> Your task
Tally every line of the material that includes "title", then give the tally and nothing else.

> Entries shown

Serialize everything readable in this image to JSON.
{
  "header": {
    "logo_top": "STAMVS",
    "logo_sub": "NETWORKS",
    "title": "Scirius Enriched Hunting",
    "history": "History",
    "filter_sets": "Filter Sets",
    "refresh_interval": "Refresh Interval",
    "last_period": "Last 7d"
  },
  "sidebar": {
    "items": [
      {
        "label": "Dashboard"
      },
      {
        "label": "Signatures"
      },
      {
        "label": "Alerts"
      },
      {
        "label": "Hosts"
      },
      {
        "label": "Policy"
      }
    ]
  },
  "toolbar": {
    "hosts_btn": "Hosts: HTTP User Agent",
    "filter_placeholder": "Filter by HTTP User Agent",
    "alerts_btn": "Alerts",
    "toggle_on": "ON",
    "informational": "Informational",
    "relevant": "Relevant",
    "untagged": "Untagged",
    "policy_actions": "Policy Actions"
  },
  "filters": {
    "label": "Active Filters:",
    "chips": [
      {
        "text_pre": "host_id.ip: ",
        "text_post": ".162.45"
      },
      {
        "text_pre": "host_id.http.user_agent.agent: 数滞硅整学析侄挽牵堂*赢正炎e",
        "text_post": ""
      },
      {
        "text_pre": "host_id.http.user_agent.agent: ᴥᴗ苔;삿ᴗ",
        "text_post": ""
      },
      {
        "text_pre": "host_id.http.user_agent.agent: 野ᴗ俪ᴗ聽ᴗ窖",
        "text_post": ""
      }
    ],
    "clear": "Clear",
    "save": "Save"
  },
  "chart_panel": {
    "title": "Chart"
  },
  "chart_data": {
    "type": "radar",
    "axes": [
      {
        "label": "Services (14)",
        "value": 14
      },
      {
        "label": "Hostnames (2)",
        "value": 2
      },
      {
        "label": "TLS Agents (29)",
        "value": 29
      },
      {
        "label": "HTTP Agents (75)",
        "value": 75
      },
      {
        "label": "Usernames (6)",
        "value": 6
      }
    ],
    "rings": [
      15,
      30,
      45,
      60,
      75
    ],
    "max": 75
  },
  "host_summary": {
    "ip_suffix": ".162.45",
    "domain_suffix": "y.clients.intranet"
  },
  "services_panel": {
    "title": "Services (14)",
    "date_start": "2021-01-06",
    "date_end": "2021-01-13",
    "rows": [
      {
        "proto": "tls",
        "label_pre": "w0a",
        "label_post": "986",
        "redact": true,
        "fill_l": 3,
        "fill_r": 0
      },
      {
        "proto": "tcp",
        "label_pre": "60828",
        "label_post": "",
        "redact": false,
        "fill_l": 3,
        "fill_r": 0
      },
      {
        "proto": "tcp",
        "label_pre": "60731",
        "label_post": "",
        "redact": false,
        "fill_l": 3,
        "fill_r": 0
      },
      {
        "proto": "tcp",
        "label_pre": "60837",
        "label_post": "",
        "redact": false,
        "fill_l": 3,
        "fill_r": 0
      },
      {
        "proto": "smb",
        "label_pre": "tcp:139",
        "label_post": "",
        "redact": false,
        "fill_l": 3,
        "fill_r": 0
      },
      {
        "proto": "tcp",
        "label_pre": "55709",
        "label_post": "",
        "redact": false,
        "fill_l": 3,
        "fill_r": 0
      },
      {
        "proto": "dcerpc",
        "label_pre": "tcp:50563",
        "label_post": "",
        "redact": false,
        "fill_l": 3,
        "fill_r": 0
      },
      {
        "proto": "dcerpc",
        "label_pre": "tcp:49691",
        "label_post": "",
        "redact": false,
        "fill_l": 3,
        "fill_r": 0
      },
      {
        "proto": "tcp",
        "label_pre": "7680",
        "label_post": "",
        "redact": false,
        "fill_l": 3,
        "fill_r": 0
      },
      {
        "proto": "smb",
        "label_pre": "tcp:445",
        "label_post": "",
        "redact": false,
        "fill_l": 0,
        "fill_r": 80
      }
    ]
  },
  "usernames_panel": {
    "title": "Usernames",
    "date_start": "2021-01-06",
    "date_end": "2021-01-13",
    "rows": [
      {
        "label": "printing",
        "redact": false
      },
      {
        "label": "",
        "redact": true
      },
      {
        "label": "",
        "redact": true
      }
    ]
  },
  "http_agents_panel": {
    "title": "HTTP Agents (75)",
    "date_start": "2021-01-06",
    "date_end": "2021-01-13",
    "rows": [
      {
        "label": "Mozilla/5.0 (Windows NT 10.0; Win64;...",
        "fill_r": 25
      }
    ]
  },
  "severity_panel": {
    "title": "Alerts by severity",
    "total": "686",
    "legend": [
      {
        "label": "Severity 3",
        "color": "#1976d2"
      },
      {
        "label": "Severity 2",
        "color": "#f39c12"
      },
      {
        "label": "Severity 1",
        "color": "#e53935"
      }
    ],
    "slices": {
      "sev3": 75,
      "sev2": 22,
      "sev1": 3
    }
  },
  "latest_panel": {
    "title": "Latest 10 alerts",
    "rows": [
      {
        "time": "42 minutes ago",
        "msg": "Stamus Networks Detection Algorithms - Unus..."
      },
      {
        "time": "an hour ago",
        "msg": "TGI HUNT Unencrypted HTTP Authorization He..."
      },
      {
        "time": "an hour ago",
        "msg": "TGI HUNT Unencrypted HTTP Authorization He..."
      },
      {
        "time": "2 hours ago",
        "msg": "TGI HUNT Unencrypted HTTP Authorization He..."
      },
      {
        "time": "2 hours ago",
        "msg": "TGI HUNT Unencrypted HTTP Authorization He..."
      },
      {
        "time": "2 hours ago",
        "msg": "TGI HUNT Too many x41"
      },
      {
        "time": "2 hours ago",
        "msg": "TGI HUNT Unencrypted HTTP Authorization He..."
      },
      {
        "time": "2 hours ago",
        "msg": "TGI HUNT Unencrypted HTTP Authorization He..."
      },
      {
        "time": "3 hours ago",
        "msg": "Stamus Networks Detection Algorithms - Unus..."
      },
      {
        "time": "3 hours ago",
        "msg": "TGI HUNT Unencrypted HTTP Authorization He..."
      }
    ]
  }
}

> Reply to the task
7